◆ **Extrait du texte**:

[1] NdT : powergamer dans le texte. L’auteur indique
son synonyme le munchkin : un grosbill plus gamin, qui fantasme, et
s'amuse à tout casser. |
Un mal rôde autour du jeu de rôle et son nom est le grosbillisme
[1].
Les grosbills sont ces joueurs dont le principal intérêt pour
le JdR réside dans l’amélioration de leur personnage jusqu’à
des niveaux ridicules. Ils veulent les objets magiques les plus puissants,
le plus de fric, les plus gros flingues ou la plus grosse réserve
de sang. Et également souvent au détriment du plaisir des autres
joueurs.
Cela peut même conduire jusqu’à la triche. Ca peut sembler
un concept étrange, dans un jeu qui n’a soi-disant pas de gagnants,
mais nous avons tous des récits de quelqu’un qui s’est amené
dans une partie avec un personnage possédant le maximum dans toutes
les caractéristiques, et tous les objets magiques de la-mort-qui-tue. De
même, ces gens-là cachent les dés qu'ils lancent derrière leurs mains et semblent faire des jets critiques fichtrement
souvent.
Toutefois, il est aussi trop facile de simplement se moquer du grosbillisme
ou de le rejeter : nous devons étudier sa cause et sa place dans notre
loisir. Pour comprendre d’où vient ce type de comportement, je pensais
examiner mes motivations pour le jeu de rôle. Etant donné qu’être
meneur de jeu est quelque chose d’un peu différent, je me
concentrerai
dans cet article sur pourquoi je veux être joueur dans une partie.
Il y a un élément social très important dans
le jeu de rôle. Ce n’est pas un jeu auquel vous pouvez jouer seul (ça
rend sourd…), aussi toute personne qui souhaite jouer doit être intéressée
par la rencontre d’autres personnes. Généralement cela
signifie aussi, au moins au début de sa carrière de rôliste,
faire de nouvelles connaissances, car on trouve rarement des rôlistes
sous les sabots d’un cheval.
Presque tous les jeux de rôles amènent pour partie à
s’évader de la réalité. Dans l’ensemble, nous ne jouons
pas pour analyser de grandes questions philosophiques ou sociales (bien que
quelques tentatives, peu judicieuses à mon avis, aient été
faites dans ce sens, notablement par White Wolf).
Presque toutes les parties
se déroulent dans des lieux ou à des époques imaginaires
et incluent des éléments fantastiques comme la magie ou le
voyage supraluminique.

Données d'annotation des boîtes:
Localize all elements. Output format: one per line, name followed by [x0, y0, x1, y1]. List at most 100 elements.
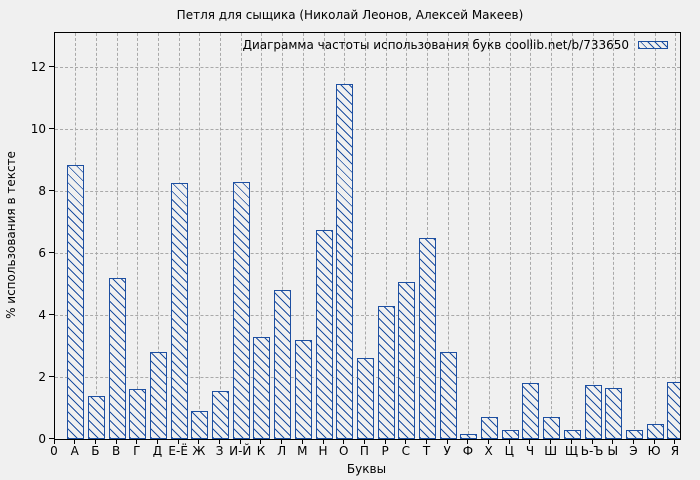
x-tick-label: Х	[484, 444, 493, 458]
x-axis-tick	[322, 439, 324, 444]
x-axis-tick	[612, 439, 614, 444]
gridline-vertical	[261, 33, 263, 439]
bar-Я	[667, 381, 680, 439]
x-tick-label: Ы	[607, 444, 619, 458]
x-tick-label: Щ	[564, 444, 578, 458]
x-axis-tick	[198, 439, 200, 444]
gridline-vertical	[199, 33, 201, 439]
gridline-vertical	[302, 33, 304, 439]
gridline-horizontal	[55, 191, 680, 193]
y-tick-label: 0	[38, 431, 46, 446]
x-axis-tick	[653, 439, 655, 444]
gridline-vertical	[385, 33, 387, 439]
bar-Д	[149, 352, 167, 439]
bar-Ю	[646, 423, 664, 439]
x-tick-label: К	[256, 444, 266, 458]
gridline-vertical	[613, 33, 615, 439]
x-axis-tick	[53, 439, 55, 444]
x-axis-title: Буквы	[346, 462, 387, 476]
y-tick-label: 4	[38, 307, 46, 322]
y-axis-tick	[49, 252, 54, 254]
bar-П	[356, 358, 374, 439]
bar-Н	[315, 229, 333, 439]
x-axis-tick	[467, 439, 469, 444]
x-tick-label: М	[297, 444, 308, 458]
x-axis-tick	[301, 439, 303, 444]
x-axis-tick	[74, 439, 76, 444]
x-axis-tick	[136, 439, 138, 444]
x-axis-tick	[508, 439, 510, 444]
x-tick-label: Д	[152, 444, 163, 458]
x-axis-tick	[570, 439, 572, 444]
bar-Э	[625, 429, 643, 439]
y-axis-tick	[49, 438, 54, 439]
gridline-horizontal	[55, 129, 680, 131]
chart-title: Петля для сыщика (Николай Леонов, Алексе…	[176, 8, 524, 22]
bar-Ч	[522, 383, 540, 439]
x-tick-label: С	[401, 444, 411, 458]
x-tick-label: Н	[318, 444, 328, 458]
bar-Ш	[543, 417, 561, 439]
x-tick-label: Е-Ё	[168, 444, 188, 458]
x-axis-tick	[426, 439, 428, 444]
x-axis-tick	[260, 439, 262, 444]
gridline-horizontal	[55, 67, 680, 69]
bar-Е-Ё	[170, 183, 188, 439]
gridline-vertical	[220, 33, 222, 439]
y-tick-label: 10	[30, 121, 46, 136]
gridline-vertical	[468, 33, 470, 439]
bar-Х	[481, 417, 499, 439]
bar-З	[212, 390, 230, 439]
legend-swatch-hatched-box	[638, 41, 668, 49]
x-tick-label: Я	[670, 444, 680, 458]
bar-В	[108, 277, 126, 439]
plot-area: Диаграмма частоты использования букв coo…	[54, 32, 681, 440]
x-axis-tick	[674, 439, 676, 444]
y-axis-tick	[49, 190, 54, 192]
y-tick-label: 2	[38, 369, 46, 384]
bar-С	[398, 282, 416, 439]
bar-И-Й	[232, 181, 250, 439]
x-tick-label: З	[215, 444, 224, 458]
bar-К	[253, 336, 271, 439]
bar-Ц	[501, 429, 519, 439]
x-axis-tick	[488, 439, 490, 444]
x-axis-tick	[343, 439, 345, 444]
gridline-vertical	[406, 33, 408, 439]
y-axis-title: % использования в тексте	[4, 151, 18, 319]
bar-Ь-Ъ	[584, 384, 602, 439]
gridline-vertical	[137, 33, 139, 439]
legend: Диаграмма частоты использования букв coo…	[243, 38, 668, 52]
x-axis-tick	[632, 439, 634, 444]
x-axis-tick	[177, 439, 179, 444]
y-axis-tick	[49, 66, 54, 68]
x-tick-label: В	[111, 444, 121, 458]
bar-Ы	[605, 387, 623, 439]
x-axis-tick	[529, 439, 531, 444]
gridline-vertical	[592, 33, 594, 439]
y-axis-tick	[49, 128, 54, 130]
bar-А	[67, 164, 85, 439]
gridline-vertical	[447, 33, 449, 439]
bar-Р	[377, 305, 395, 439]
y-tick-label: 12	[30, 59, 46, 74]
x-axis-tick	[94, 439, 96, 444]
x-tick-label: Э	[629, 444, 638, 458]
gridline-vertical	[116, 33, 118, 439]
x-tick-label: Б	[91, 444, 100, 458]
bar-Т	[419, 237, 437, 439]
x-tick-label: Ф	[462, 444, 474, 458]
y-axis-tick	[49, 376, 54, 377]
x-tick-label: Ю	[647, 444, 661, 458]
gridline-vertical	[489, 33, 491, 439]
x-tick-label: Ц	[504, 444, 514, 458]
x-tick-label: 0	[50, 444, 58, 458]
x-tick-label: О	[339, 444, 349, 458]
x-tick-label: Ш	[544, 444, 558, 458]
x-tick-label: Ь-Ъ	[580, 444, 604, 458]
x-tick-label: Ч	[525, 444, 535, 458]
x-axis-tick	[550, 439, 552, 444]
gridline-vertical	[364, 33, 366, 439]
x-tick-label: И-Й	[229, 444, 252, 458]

◆ **Consignes**:
**A.** Recopiez à l'identique le passage du texte sur le grosbillisme qui commence aux mots « Toutefois, il est » et s'arrête après les mots « sabots d’un cheval. ».
**B.** Dans la liste, reprenez les lignes en commençant par celle qui contient « 444, 493, 458] » et en vous arrêtant après celle qui contient « 277, 126, 439] ». Remplacez-y « gridline-horizontal » par « horizontal-gridline » sans rien modifier d'autre.

◆ **Réponses**:
**A.**
Toutefois, il est aussi trop facile de simplement se moquer du grosbillisme
ou de le rejeter : nous devons étudier sa cause et sa place dans notre
loisir. Pour comprendre d’où vient ce type de comportement, je pensais
examiner mes motivations pour le jeu de rôle. Etant donné qu’être
meneur de jeu est quelque chose d’un peu différent, je me
concentrerai
dans cet article sur pourquoi je veux être joueur dans une partie.
Il y a un élément social très important dans
le jeu de rôle. Ce n’est pas un jeu auquel vous pouvez jouer seul (ça
rend sourd…), aussi toute personne qui souhaite jouer doit être intéressée
par la rencontre d’autres personnes. Généralement cela
signifie aussi, au moins au début de sa carrière de rôliste,
faire de nouvelles connaissances, car on trouve rarement des rôlistes
sous les sabots d’un cheval.

**B.**
x-tick-label: Х	[484, 444, 493, 458]
x-axis-tick	[322, 439, 324, 444]
x-axis-tick	[612, 439, 614, 444]
gridline-vertical	[261, 33, 263, 439]
bar-Я	[667, 381, 680, 439]
x-tick-label: Ы	[607, 444, 619, 458]
x-tick-label: Щ	[564, 444, 578, 458]
x-axis-tick	[198, 439, 200, 444]
gridline-vertical	[199, 33, 201, 439]
gridline-vertical	[302, 33, 304, 439]
horizontal-gridline	[55, 191, 680, 193]
y-tick-label: 0	[38, 431, 46, 446]
x-axis-tick	[653, 439, 655, 444]
gridline-vertical	[385, 33, 387, 439]
bar-Д	[149, 352, 167, 439]
bar-Ю	[646, 423, 664, 439]
x-tick-label: К	[256, 444, 266, 458]
gridline-vertical	[613, 33, 615, 439]
x-axis-tick	[53, 439, 55, 444]
x-axis-title: Буквы	[346, 462, 387, 476]
y-tick-label: 4	[38, 307, 46, 322]
y-axis-tick	[49, 252, 54, 254]
bar-П	[356, 358, 374, 439]
bar-Н	[315, 229, 333, 439]
x-axis-tick	[467, 439, 469, 444]
x-tick-label: М	[297, 444, 308, 458]
x-axis-tick	[301, 439, 303, 444]
x-axis-tick	[74, 439, 76, 444]
x-axis-tick	[136, 439, 138, 444]
x-axis-tick	[508, 439, 510, 444]
x-tick-label: Д	[152, 444, 163, 458]
x-axis-tick	[570, 439, 572, 444]
bar-Э	[625, 429, 643, 439]
y-axis-tick	[49, 438, 54, 439]
horizontal-gridline	[55, 129, 680, 131]
chart-title: Петля для сыщика (Николай Леонов, Алексе…	[176, 8, 524, 22]
bar-Ч	[522, 383, 540, 439]
x-tick-label: С	[401, 444, 411, 458]
x-tick-label: Н	[318, 444, 328, 458]
bar-Ш	[543, 417, 561, 439]
x-tick-label: Е-Ё	[168, 444, 188, 458]
x-axis-tick	[426, 439, 428, 444]
x-axis-tick	[260, 439, 262, 444]
horizontal-gridline	[55, 67, 680, 69]
bar-Е-Ё	[170, 183, 188, 439]
gridline-vertical	[220, 33, 222, 439]
y-tick-label: 10	[30, 121, 46, 136]
gridline-vertical	[468, 33, 470, 439]
bar-Х	[481, 417, 499, 439]
bar-З	[212, 390, 230, 439]
legend-swatch-hatched-box	[638, 41, 668, 49]
x-tick-label: Я	[670, 444, 680, 458]
bar-В	[108, 277, 126, 439]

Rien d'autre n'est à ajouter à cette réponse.